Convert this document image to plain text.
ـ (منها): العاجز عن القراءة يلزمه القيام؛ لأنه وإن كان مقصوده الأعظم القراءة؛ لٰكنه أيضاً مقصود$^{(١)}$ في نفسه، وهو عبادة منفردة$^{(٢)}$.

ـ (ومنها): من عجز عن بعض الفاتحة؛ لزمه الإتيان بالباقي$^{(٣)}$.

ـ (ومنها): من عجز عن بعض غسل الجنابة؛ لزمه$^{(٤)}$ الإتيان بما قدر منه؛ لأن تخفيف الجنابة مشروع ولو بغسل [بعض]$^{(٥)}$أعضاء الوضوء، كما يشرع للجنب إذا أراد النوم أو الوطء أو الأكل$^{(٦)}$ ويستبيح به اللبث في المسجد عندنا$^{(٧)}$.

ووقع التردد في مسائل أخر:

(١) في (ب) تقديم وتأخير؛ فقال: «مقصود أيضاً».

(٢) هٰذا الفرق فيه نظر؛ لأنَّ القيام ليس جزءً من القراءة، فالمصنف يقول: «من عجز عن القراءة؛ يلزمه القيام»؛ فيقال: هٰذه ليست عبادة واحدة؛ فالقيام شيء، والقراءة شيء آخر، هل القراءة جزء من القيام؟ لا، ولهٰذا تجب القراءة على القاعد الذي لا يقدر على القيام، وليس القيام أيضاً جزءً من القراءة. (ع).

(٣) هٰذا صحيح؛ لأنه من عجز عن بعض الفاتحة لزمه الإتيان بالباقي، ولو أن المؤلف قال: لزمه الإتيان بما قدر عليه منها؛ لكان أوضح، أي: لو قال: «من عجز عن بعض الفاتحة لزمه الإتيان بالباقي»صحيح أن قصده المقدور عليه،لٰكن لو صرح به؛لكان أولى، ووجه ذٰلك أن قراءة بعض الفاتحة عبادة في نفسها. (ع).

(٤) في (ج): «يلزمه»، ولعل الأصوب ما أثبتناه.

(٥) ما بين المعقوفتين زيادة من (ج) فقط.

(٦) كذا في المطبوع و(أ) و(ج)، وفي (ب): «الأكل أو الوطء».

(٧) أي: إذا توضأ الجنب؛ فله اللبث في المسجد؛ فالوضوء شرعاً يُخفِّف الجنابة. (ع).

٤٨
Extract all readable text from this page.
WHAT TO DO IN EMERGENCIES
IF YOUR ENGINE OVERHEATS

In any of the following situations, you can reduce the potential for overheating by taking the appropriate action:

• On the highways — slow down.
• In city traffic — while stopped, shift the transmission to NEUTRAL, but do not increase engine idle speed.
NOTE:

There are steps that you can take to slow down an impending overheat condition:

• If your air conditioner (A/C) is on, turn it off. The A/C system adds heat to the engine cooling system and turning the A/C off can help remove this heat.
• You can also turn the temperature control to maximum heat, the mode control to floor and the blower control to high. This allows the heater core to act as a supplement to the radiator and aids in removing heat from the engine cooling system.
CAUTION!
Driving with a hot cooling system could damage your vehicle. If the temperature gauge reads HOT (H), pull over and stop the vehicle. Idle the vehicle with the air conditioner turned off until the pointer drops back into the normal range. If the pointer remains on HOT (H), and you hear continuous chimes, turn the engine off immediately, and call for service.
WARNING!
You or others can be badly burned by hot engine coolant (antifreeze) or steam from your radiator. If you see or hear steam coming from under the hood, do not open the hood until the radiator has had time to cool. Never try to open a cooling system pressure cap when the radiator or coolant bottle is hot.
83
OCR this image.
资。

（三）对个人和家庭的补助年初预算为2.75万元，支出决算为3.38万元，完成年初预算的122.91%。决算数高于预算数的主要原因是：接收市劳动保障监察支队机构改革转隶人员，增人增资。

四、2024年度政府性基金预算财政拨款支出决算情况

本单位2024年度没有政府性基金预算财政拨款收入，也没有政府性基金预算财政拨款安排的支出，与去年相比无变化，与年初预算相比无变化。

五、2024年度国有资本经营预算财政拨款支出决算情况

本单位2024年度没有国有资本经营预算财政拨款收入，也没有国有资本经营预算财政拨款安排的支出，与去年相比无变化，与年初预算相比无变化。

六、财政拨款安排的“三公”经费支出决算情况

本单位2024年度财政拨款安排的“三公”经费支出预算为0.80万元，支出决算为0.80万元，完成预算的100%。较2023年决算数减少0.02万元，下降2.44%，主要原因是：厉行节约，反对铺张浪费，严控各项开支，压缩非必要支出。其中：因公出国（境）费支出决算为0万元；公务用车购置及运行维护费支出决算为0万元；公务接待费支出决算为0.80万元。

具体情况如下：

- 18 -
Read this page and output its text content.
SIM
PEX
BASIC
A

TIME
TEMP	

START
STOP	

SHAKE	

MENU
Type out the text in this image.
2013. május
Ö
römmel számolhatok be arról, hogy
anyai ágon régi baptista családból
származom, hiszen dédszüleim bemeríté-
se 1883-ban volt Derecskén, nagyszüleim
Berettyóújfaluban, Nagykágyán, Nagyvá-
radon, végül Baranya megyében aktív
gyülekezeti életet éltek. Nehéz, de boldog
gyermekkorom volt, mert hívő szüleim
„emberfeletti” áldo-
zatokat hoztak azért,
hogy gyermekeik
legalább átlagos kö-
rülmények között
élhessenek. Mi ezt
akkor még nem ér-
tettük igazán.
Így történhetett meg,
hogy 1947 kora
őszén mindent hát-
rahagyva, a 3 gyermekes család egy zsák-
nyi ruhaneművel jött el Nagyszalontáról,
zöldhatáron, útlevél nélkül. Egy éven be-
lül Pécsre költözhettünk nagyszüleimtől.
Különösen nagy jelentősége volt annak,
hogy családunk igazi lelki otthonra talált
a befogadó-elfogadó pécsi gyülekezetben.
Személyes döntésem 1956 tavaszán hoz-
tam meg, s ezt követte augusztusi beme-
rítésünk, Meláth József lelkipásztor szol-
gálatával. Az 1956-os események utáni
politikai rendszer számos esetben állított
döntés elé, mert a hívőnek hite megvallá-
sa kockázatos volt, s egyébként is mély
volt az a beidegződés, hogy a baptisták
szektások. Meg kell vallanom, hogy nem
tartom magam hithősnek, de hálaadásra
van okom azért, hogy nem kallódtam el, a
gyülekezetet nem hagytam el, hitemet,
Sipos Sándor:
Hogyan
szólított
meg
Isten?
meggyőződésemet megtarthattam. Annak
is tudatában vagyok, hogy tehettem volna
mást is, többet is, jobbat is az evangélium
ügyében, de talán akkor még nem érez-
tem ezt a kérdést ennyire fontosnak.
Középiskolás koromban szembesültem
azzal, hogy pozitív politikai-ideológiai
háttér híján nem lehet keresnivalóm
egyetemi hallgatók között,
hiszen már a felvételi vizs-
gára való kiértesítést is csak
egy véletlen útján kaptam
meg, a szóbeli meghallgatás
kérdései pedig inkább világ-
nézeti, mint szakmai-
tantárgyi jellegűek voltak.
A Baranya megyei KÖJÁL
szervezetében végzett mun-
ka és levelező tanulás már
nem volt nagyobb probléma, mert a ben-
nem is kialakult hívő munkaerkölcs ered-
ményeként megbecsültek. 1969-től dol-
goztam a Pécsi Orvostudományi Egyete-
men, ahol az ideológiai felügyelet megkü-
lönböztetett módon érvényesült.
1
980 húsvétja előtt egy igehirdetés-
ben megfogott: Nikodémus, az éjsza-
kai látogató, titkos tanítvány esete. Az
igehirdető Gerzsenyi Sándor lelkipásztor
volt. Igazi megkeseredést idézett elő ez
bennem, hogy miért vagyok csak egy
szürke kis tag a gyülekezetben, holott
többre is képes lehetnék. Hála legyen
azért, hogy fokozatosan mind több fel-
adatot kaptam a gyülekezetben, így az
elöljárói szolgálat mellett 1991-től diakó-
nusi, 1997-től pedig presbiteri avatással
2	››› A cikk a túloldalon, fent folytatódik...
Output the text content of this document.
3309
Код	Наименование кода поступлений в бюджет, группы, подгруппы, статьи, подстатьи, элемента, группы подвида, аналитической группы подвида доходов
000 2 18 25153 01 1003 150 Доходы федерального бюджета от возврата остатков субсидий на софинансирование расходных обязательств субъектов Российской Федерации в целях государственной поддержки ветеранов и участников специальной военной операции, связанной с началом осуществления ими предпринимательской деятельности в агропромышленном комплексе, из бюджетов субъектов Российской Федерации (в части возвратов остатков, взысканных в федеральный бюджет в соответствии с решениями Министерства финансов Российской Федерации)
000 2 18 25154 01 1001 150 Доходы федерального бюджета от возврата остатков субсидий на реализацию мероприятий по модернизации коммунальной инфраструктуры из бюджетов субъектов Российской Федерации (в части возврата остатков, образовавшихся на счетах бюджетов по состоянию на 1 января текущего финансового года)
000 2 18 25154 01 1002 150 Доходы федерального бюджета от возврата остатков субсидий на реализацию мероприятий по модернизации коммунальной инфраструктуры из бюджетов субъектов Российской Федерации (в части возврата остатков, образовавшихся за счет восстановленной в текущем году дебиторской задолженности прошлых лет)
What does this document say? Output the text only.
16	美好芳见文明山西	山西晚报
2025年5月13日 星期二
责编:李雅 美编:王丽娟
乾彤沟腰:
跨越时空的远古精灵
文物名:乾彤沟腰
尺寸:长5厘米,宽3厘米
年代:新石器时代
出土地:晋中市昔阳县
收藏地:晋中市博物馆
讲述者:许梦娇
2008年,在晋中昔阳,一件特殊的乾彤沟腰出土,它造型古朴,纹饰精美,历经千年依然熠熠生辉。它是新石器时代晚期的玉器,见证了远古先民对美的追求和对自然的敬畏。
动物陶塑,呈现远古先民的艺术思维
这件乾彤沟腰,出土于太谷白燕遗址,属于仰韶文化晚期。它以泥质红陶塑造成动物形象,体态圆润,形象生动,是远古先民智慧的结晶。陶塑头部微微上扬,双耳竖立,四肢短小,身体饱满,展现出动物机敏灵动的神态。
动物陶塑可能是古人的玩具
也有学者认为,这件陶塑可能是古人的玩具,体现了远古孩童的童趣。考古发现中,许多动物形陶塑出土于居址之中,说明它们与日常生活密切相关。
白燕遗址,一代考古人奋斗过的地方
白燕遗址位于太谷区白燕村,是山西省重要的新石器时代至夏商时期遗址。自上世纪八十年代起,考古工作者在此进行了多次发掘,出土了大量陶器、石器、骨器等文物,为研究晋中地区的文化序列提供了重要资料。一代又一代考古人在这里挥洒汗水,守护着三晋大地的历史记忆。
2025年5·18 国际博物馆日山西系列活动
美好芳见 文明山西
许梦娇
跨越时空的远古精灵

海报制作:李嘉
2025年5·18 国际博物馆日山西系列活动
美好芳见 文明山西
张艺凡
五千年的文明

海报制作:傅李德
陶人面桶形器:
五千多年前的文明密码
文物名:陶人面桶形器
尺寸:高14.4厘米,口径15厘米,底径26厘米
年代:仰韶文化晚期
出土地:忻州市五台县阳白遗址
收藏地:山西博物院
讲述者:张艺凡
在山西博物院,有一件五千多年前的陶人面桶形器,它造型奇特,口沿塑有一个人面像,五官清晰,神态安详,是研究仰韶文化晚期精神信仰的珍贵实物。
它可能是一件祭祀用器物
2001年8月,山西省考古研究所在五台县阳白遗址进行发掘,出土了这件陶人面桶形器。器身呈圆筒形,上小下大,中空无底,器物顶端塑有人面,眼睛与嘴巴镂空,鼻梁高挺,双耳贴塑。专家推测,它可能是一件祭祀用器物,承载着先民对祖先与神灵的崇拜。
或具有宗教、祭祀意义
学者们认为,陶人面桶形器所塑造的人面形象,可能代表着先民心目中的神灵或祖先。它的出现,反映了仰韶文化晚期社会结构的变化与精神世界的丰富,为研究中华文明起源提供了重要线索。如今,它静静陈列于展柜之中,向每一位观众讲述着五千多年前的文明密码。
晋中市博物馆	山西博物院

■ **BRIEF**:
Tally up the lines in the preceding listing that contain the string "أيضا". Respond with the number and nothing else.

■ **WRITTEN SOLUTION**:
3